_The request_
Go through the records below line by line. Count the lines with "higher" and give the count alone.

* * *

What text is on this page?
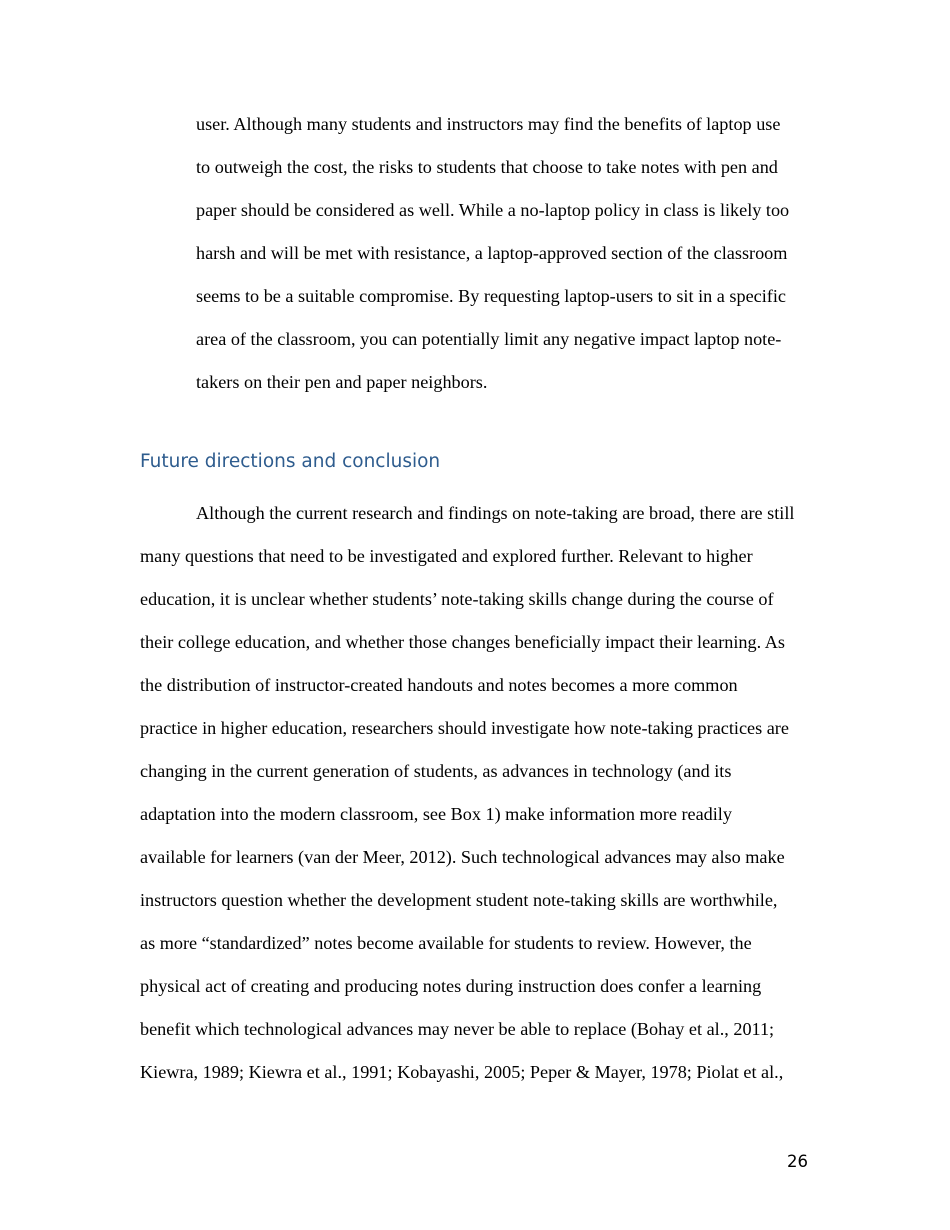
user. Although many students and instructors may find the benefits of laptop use

to outweigh the cost, the risks to students that choose to take notes with pen and

paper should be considered as well. While a no-laptop policy in class is likely too

harsh and will be met with resistance, a laptop-approved section of the classroom

seems to be a suitable compromise. By requesting laptop-users to sit in a specific

area of the classroom, you can potentially limit any negative impact laptop note-

takers on their pen and paper neighbors.

Future directions and conclusion

Although the current research and findings on note-taking are broad, there are still

many questions that need to be investigated and explored further. Relevant to higher

education, it is unclear whether students’ note-taking skills change during the course of

their college education, and whether those changes beneficially impact their learning. As

the distribution of instructor-created handouts and notes becomes a more common

practice in higher education, researchers should investigate how note-taking practices are

changing in the current generation of students, as advances in technology (and its

adaptation into the modern classroom, see Box 1) make information more readily

available for learners (van der Meer, 2012). Such technological advances may also make

instructors question whether the development student note-taking skills are worthwhile,

as more “standardized” notes become available for students to review. However, the

physical act of creating and producing notes during instruction does confer a learning

benefit which technological advances may never be able to replace (Bohay et al., 2011;

Kiewra, 1989; Kiewra et al., 1991; Kobayashi, 2005; Peper & Mayer, 1978; Piolat et al.,

26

* * *

_Finished task_
2